WHAT NEEDS TO BE DONE: List every line below containing "author".

━━ DATA SECTION

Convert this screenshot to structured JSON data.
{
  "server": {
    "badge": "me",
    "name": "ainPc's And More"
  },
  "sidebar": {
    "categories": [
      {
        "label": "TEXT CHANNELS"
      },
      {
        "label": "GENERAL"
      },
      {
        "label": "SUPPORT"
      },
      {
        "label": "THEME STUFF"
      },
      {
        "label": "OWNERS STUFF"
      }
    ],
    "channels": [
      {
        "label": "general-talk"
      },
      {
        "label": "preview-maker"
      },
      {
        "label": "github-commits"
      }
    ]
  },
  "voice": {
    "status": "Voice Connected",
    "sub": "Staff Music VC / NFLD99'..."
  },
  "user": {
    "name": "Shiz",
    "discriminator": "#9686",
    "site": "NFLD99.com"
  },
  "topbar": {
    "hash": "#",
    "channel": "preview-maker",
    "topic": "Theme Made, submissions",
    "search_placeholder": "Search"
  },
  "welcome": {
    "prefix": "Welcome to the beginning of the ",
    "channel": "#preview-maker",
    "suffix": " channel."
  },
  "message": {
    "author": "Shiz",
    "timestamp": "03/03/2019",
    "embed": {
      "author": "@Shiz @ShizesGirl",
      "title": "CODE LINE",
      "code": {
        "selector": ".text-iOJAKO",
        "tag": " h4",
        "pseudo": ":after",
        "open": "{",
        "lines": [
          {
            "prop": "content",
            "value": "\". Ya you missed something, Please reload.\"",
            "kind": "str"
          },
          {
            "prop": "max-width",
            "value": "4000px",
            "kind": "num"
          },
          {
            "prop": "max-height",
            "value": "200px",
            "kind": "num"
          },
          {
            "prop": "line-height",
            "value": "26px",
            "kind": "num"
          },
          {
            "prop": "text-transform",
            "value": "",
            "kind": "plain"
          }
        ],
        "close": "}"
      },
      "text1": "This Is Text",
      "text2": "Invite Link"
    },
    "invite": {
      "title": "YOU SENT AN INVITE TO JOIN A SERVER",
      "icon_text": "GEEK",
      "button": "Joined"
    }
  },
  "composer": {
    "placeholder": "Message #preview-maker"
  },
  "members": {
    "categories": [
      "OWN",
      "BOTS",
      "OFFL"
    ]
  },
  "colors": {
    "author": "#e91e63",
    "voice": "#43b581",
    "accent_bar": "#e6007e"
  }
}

━━━━

CORRECT RESULT:
    "author": "Shiz",
      "author": "@Shiz @ShizesGirl",
    "author": "#e91e63",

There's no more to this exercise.